[Collected data]
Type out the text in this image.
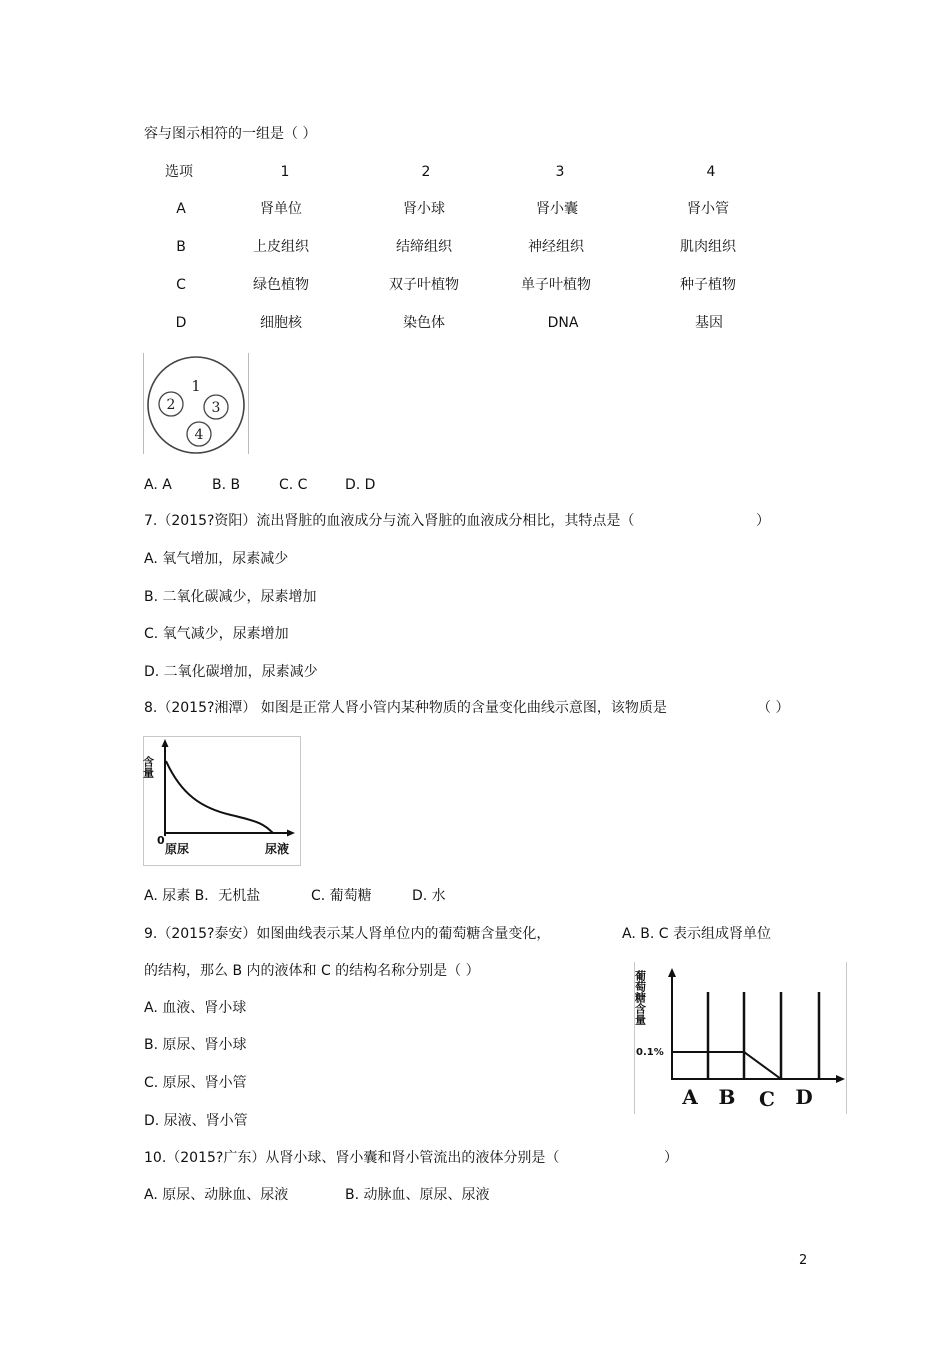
容与图示相符的一组是（ ）
选项	1	2	3	4
A	肾单位	肾小球	肾小囊	肾小管
B	上皮组织	结缔组织	神经组织	肌肉组织
C	绿色植物	双子叶植物	单子叶植物	种子植物
D	细胞核	染色体	DNA	基因
1
2	3
4
A. A	B. B	C. C	D. D
7.（2015?资阳）流出肾脏的血液成分与流入肾脏的血液成分相比，其特点是（	）
A. 氧气增加，尿素减少
B. 二氧化碳减少，尿素增加
C. 氧气减少，尿素增加
D. 二氧化碳增加，尿素减少
8.（2015?湘潭） 如图是正常人肾小管内某种物质的含量变化曲线示意图，该物质是	（ ）
含量
0
原尿	尿液
A. 尿素 B．无机盐	C. 葡萄糖	D. 水
9.（2015?泰安）如图曲线表示某人肾单位内的葡萄糖含量变化，	A. B. C 表示组成肾单位
的结构，那么 B 内的液体和 C 的结构名称分别是（ ）
A. 血液、肾小球
B. 原尿、肾小球
C. 原尿、肾小管
D. 尿液、肾小管
0.1%
葡萄糖含量
A B C D
10.（2015?广东）从肾小球、肾小囊和肾小管流出的液体分别是（	）
A. 原尿、动脉血、尿液	B. 动脉血、原尿、尿液
2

# Directions
Extract the text of all the records above verbatim, excluding pictures.

# Response
Type out the text in this image.
容与图示相符的一组是（ ）
选项	1	2	3	4
A	肾单位	肾小球	肾小囊	肾小管
B	上皮组织	结缔组织	神经组织	肌肉组织
C	绿色植物	双子叶植物	单子叶植物	种子植物
D	细胞核	染色体	DNA	基因
1
2	3
4
A. A	B. B	C. C	D. D
7.（2015?资阳）流出肾脏的血液成分与流入肾脏的血液成分相比，其特点是（	）
A. 氧气增加，尿素减少
B. 二氧化碳减少，尿素增加
C. 氧气减少，尿素增加
D. 二氧化碳增加，尿素减少
8.（2015?湘潭） 如图是正常人肾小管内某种物质的含量变化曲线示意图，该物质是	（ ）
含量
0
原尿	尿液
A. 尿素 B．无机盐	C. 葡萄糖	D. 水
9.（2015?泰安）如图曲线表示某人肾单位内的葡萄糖含量变化，	A. B. C 表示组成肾单位
的结构，那么 B 内的液体和 C 的结构名称分别是（ ）
A. 血液、肾小球
B. 原尿、肾小球
C. 原尿、肾小管
D. 尿液、肾小管
0.1%
葡萄糖含量
A B C D
10.（2015?广东）从肾小球、肾小囊和肾小管流出的液体分别是（	）
A. 原尿、动脉血、尿液	B. 动脉血、原尿、尿液
2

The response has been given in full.